Data items:
········
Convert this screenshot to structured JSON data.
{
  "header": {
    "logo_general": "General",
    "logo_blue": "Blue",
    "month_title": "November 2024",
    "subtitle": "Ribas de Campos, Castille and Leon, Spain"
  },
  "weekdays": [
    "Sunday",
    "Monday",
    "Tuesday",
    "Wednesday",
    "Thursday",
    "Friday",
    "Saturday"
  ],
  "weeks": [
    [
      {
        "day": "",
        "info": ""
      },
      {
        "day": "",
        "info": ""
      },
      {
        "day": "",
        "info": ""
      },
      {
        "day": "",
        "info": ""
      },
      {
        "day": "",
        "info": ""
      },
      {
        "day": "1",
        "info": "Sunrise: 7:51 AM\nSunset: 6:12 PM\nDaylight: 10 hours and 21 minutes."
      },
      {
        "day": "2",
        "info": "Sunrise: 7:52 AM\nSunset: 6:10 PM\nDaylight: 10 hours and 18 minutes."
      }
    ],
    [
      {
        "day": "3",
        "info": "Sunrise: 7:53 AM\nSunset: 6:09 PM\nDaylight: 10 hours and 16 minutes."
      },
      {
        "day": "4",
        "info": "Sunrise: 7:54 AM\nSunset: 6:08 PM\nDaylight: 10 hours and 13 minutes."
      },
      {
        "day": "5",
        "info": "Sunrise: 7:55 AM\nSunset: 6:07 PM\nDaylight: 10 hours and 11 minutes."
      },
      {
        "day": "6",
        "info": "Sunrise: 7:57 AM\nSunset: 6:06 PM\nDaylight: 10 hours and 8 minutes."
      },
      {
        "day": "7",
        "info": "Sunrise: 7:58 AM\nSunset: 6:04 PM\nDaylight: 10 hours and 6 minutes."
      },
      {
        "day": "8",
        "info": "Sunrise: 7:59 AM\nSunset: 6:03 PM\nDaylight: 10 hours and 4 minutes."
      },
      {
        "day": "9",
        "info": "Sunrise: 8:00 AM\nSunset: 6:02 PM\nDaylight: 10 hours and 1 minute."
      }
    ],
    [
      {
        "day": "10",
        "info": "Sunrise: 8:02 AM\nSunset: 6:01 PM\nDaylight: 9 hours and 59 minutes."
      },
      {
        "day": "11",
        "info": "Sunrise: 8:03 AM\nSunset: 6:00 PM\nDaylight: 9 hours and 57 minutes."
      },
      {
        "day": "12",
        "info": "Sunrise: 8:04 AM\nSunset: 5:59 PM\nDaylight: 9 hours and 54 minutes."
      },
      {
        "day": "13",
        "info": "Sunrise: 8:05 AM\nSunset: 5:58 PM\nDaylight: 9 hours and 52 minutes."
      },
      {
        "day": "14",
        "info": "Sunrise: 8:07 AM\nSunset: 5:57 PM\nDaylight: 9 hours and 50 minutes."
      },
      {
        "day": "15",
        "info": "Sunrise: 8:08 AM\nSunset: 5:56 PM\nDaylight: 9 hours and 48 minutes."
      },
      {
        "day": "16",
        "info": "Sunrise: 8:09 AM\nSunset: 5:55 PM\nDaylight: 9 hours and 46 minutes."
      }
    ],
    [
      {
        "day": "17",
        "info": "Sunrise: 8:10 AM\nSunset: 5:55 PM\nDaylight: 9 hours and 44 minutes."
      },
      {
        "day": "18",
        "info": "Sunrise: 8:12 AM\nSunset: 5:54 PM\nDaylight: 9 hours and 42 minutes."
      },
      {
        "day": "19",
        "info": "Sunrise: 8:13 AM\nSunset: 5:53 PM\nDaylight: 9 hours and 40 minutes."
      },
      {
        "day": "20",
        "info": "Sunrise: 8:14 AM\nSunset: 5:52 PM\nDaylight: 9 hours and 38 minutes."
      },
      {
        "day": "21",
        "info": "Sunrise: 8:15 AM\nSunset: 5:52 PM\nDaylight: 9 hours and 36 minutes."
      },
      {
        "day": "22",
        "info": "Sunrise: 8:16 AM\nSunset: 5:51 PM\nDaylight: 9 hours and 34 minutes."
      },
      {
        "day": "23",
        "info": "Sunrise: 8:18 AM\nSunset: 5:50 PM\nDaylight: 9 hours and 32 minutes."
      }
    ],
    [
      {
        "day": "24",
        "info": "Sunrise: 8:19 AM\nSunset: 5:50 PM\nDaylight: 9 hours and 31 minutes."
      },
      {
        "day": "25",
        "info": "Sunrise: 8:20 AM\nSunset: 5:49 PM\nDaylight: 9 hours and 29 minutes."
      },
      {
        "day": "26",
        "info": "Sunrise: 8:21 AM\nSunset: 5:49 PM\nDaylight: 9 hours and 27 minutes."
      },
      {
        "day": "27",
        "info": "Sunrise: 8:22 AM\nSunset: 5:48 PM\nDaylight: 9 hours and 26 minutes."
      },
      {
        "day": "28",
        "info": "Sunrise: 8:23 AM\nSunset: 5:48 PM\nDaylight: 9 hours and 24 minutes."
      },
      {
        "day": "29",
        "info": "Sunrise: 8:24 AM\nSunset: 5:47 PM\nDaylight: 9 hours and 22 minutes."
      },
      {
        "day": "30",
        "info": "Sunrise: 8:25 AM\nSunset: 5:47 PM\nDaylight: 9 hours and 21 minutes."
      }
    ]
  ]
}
········
### Task to carry out
From the records above, extract every entry exactly as given.

### The response
Convert this screenshot to structured JSON data.
{
  "header": {
    "logo_general": "General",
    "logo_blue": "Blue",
    "month_title": "November 2024",
    "subtitle": "Ribas de Campos, Castille and Leon, Spain"
  },
  "weekdays": [
    "Sunday",
    "Monday",
    "Tuesday",
    "Wednesday",
    "Thursday",
    "Friday",
    "Saturday"
  ],
  "weeks": [
    [
      {
        "day": "",
        "info": ""
      },
      {
        "day": "",
        "info": ""
      },
      {
        "day": "",
        "info": ""
      },
      {
        "day": "",
        "info": ""
      },
      {
        "day": "",
        "info": ""
      },
      {
        "day": "1",
        "info": "Sunrise: 7:51 AM\nSunset: 6:12 PM\nDaylight: 10 hours and 21 minutes."
      },
      {
        "day": "2",
        "info": "Sunrise: 7:52 AM\nSunset: 6:10 PM\nDaylight: 10 hours and 18 minutes."
      }
    ],
    [
      {
        "day": "3",
        "info": "Sunrise: 7:53 AM\nSunset: 6:09 PM\nDaylight: 10 hours and 16 minutes."
      },
      {
        "day": "4",
        "info": "Sunrise: 7:54 AM\nSunset: 6:08 PM\nDaylight: 10 hours and 13 minutes."
      },
      {
        "day": "5",
        "info": "Sunrise: 7:55 AM\nSunset: 6:07 PM\nDaylight: 10 hours and 11 minutes."
      },
      {
        "day": "6",
        "info": "Sunrise: 7:57 AM\nSunset: 6:06 PM\nDaylight: 10 hours and 8 minutes."
      },
      {
        "day": "7",
        "info": "Sunrise: 7:58 AM\nSunset: 6:04 PM\nDaylight: 10 hours and 6 minutes."
      },
      {
        "day": "8",
        "info": "Sunrise: 7:59 AM\nSunset: 6:03 PM\nDaylight: 10 hours and 4 minutes."
      },
      {
        "day": "9",
        "info": "Sunrise: 8:00 AM\nSunset: 6:02 PM\nDaylight: 10 hours and 1 minute."
      }
    ],
    [
      {
        "day": "10",
        "info": "Sunrise: 8:02 AM\nSunset: 6:01 PM\nDaylight: 9 hours and 59 minutes."
      },
      {
        "day": "11",
        "info": "Sunrise: 8:03 AM\nSunset: 6:00 PM\nDaylight: 9 hours and 57 minutes."
      },
      {
        "day": "12",
        "info": "Sunrise: 8:04 AM\nSunset: 5:59 PM\nDaylight: 9 hours and 54 minutes."
      },
      {
        "day": "13",
        "info": "Sunrise: 8:05 AM\nSunset: 5:58 PM\nDaylight: 9 hours and 52 minutes."
      },
      {
        "day": "14",
        "info": "Sunrise: 8:07 AM\nSunset: 5:57 PM\nDaylight: 9 hours and 50 minutes."
      },
      {
        "day": "15",
        "info": "Sunrise: 8:08 AM\nSunset: 5:56 PM\nDaylight: 9 hours and 48 minutes."
      },
      {
        "day": "16",
        "info": "Sunrise: 8:09 AM\nSunset: 5:55 PM\nDaylight: 9 hours and 46 minutes."
      }
    ],
    [
      {
        "day": "17",
        "info": "Sunrise: 8:10 AM\nSunset: 5:55 PM\nDaylight: 9 hours and 44 minutes."
      },
      {
        "day": "18",
        "info": "Sunrise: 8:12 AM\nSunset: 5:54 PM\nDaylight: 9 hours and 42 minutes."
      },
      {
        "day": "19",
        "info": "Sunrise: 8:13 AM\nSunset: 5:53 PM\nDaylight: 9 hours and 40 minutes."
      },
      {
        "day": "20",
        "info": "Sunrise: 8:14 AM\nSunset: 5:52 PM\nDaylight: 9 hours and 38 minutes."
      },
      {
        "day": "21",
        "info": "Sunrise: 8:15 AM\nSunset: 5:52 PM\nDaylight: 9 hours and 36 minutes."
      },
      {
        "day": "22",
        "info": "Sunrise: 8:16 AM\nSunset: 5:51 PM\nDaylight: 9 hours and 34 minutes."
      },
      {
        "day": "23",
        "info": "Sunrise: 8:18 AM\nSunset: 5:50 PM\nDaylight: 9 hours and 32 minutes."
      }
    ],
    [
      {
        "day": "24",
        "info": "Sunrise: 8:19 AM\nSunset: 5:50 PM\nDaylight: 9 hours and 31 minutes."
      },
      {
        "day": "25",
        "info": "Sunrise: 8:20 AM\nSunset: 5:49 PM\nDaylight: 9 hours and 29 minutes."
      },
      {
        "day": "26",
        "info": "Sunrise: 8:21 AM\nSunset: 5:49 PM\nDaylight: 9 hours and 27 minutes."
      },
      {
        "day": "27",
        "info": "Sunrise: 8:22 AM\nSunset: 5:48 PM\nDaylight: 9 hours and 26 minutes."
      },
      {
        "day": "28",
        "info": "Sunrise: 8:23 AM\nSunset: 5:48 PM\nDaylight: 9 hours and 24 minutes."
      },
      {
        "day": "29",
        "info": "Sunrise: 8:24 AM\nSunset: 5:47 PM\nDaylight: 9 hours and 22 minutes."
      },
      {
        "day": "30",
        "info": "Sunrise: 8:25 AM\nSunset: 5:47 PM\nDaylight: 9 hours and 21 minutes."
      }
    ]
  ]
}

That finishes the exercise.